- [Pruébalo] Transcribe sin cambios el pasaje del texto sobre las bandas criminales extranjeras en Puebla que va desde "En el caso de" hasta "pagos bajo amenazas.".

- [Fragmento]
Redes criminales extranjeras, principalmente de Colombia y Venezuela, han incrementado extorsiones y préstamos “gota a gota” en Puebla en los últimos años.
La presencia de bandas criminales extranjeras en Puebla ha encendido las alertas en materia de seguridad, al identificarse un incremento en delitos como la extorsión y los préstamos ilegales bajo el esquema conocido como “gota a gota”. De acuerdo con análisis del especialista en seguridad Víctor Manuel Sánchez Valdés, este fenómeno ha crecido de forma significativa en los últimos cinco años, posicionando al estado dentro del mapa nacional del crimen transnacional.
En el caso de grupos de origen venezolano, se ha detectado que algunos estarían vinculados con organizaciones como el Tren de Aragua, enfocándose principalmente en la extorsión a migrantes que transitan por la entidad. Estas células aprovechan que Puebla es un punto estratégico en la ruta hacia el norte del país para identificar a víctimas, especialmente de su misma nacionalidad, y exigir pagos bajo amenazas.
Por otro lado, las redes de origen colombiano operan mediante el sistema de préstamos informales “gota a gota”, el cual consiste en otorgar dinero rápido con intereses elevados y cobros diarios, derivando en prácticas de intimidación y cobro de piso. Autoridades han confirmado la operación de estas bandas en la entidad, incluso con detenciones recientes relacionadas con extorsión y narcomenudeo .
El especialista explicó que estas actividades no requieren estructuras visibles ni control territorial amplio, ya que se sostienen a partir de dos factores clave: el constante flujo migrante y la existencia de un mercado local que demanda financiamiento informal. Esto facilita que las organizaciones operen de manera discreta, dificultando su detección por parte de las autoridades.

- [Datos para examinar]
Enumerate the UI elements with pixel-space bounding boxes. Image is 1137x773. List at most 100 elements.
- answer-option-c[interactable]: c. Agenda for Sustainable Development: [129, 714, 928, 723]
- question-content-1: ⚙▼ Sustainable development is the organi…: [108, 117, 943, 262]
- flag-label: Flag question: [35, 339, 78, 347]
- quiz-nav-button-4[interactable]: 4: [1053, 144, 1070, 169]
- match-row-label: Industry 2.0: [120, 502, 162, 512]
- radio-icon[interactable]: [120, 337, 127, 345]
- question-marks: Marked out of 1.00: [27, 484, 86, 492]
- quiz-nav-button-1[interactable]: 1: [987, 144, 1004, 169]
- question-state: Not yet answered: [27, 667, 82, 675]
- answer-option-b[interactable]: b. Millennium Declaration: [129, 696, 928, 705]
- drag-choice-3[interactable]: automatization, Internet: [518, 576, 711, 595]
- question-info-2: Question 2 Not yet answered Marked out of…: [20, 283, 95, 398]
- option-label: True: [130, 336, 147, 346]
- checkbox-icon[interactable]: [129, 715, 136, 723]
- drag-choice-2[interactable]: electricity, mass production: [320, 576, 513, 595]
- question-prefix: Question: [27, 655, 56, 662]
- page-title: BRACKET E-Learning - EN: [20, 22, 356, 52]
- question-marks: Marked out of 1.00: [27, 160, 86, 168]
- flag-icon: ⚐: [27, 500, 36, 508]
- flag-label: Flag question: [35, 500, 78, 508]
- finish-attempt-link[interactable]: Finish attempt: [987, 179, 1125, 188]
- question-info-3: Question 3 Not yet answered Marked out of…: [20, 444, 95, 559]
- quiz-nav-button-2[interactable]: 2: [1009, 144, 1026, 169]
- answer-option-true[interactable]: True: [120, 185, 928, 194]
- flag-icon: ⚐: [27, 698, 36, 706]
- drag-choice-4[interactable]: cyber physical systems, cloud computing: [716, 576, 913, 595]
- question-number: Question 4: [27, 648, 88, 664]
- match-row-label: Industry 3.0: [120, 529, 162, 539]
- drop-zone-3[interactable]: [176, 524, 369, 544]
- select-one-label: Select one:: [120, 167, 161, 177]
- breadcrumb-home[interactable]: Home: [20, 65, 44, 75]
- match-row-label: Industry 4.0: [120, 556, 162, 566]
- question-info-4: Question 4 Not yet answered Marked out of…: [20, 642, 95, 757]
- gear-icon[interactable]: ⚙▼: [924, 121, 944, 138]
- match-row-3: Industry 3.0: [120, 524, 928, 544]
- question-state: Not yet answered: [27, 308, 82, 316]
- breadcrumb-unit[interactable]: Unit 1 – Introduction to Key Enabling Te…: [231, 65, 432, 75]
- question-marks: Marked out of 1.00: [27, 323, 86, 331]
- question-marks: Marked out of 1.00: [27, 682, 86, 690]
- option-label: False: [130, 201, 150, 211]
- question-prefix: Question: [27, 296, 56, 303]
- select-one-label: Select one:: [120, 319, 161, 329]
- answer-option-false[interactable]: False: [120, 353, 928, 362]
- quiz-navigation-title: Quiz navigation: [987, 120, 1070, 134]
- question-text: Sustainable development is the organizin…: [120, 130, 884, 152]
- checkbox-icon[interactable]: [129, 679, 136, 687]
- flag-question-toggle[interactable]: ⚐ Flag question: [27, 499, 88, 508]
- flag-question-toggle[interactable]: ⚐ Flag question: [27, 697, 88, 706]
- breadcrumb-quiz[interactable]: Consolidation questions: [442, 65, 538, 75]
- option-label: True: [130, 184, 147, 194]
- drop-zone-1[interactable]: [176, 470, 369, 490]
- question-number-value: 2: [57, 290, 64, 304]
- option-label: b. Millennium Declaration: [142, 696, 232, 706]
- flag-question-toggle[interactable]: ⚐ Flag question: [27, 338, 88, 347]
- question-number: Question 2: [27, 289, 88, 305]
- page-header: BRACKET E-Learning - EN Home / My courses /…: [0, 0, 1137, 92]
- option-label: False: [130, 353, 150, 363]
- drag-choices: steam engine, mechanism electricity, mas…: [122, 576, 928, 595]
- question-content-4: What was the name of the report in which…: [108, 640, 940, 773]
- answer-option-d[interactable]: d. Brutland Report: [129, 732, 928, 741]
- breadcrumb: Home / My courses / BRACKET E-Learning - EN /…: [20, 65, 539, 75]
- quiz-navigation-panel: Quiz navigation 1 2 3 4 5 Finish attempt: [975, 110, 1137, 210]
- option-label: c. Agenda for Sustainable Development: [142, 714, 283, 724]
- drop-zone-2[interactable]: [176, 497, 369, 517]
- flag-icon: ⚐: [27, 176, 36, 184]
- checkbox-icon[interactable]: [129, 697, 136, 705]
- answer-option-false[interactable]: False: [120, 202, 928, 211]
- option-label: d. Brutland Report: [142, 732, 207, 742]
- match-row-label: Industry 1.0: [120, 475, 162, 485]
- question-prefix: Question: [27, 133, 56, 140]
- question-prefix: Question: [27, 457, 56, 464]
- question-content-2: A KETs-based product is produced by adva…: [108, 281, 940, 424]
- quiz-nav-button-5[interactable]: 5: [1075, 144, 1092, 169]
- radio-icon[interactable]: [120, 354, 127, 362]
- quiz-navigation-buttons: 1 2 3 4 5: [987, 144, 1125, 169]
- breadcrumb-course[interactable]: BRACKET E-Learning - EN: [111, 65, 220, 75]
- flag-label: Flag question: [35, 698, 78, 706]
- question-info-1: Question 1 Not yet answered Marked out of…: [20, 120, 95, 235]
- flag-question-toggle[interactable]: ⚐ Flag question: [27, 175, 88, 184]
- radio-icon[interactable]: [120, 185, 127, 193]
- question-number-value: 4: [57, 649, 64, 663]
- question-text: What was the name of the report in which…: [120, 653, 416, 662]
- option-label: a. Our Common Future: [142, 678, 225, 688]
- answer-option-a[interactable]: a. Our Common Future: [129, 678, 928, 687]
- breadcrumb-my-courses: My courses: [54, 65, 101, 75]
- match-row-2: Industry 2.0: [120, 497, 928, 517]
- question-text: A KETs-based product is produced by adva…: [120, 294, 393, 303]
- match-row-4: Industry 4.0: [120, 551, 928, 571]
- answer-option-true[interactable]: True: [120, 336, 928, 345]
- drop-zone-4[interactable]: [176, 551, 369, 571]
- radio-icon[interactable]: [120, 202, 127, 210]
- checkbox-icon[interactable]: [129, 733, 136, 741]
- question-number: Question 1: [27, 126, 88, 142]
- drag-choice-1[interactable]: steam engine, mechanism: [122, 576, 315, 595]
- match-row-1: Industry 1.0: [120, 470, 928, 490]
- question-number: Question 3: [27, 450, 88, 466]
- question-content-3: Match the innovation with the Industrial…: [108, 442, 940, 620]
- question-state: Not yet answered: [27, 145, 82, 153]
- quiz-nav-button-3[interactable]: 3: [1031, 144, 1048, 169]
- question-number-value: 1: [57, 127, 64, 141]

- [Resultado obtenido]
En el caso de grupos de origen venezolano, se ha detectado que algunos estarían vinculados con organizaciones como el Tren de Aragua, enfocándose principalmente en la extorsión a migrantes que transitan por la entidad. Estas células aprovechan que Puebla es un punto estratégico en la ruta hacia el norte del país para identificar a víctimas, especialmente de su misma nacionalidad, y exigir pagos bajo amenazas.